## WHAT THIS TASK INVOLVES
Gather each line containing the string "label" from these entries.
|---|
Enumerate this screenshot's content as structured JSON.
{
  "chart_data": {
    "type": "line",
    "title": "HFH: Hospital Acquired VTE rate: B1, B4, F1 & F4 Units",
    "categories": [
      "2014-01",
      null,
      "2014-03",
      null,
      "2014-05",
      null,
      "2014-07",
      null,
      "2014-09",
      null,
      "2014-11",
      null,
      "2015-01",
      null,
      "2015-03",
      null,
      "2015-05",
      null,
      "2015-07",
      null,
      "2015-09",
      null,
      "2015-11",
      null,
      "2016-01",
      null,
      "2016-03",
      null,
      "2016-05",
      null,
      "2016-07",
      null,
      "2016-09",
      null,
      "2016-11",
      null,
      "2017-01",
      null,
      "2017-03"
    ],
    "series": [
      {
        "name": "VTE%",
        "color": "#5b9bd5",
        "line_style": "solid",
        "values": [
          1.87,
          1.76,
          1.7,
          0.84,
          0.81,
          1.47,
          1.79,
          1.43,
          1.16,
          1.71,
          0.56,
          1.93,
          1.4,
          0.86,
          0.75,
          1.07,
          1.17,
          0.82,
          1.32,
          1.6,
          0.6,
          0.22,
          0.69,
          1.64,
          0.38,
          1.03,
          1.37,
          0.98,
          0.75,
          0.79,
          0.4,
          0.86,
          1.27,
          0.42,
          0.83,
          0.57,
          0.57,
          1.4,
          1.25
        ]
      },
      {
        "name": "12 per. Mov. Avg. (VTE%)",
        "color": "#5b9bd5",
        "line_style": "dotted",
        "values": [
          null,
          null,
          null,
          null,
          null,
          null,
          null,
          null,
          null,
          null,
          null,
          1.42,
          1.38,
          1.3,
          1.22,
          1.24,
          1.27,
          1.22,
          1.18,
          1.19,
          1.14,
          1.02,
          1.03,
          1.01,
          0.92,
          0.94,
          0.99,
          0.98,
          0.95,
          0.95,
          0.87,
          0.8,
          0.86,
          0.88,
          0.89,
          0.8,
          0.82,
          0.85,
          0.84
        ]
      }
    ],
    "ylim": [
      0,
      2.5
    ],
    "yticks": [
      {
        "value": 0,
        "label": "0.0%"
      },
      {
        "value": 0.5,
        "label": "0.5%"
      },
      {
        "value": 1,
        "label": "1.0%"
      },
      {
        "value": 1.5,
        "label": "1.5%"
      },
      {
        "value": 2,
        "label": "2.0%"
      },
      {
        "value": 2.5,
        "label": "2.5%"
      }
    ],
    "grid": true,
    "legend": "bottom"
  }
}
|---|
## TASK SOLUTION
        "label": "0.0%"
        "label": "0.5%"
        "label": "1.0%"
        "label": "1.5%"
        "label": "2.0%"
        "label": "2.5%"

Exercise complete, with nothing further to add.